— WHAT THE TASK ASKS —
Go through the lines below. Copy those with "LAMOPH".

— RECORDS PROVIDED —
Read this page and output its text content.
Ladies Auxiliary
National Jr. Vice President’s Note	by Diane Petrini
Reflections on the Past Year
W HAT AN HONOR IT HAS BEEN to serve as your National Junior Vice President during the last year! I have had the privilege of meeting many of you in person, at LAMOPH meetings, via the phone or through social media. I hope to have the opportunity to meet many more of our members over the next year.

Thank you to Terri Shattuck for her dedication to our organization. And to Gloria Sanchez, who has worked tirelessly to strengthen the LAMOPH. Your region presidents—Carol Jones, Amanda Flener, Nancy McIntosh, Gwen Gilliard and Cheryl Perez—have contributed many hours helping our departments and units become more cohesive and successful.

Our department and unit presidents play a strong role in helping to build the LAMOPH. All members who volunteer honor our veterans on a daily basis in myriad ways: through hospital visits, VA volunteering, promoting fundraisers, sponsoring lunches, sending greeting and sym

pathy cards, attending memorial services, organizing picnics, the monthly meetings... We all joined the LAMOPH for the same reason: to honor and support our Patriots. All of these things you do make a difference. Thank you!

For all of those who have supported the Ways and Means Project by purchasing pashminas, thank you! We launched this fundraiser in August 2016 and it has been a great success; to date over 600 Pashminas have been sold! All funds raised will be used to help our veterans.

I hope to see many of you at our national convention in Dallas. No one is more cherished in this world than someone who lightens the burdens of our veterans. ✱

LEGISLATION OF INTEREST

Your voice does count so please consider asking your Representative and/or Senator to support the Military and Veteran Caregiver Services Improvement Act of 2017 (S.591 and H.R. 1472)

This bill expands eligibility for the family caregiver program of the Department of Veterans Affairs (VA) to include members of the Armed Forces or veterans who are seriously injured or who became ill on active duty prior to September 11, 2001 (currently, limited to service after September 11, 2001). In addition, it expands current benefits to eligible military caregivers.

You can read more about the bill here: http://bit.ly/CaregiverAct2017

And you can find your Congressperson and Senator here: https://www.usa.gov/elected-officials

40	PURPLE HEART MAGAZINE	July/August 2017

— SOLUTION TO THIS EXERCISE —
W HAT AN HONOR IT HAS BEEN to serve as your National Junior Vice President during the last year! I have had the privilege of meeting many of you in person, at LAMOPH meetings, via the phone or through social media. I hope to have the opportunity to meet many more of our members over the next year.
Thank you to Terri Shattuck for her dedication to our organization. And to Gloria Sanchez, who has worked tirelessly to strengthen the LAMOPH. Your region presidents—Carol Jones, Amanda Flener, Nancy McIntosh, Gwen Gilliard and Cheryl Perez—have contributed many hours helping our departments and units become more cohesive and successful.
Our department and unit presidents play a strong role in helping to build the LAMOPH. All members who volunteer honor our veterans on a daily basis in myriad ways: through hospital visits, VA volunteering, promoting fundraisers, sponsoring lunches, sending greeting and sym
pathy cards, attending memorial services, organizing picnics, the monthly meetings... We all joined the LAMOPH for the same reason: to honor and support our Patriots. All of these things you do make a difference. Thank you!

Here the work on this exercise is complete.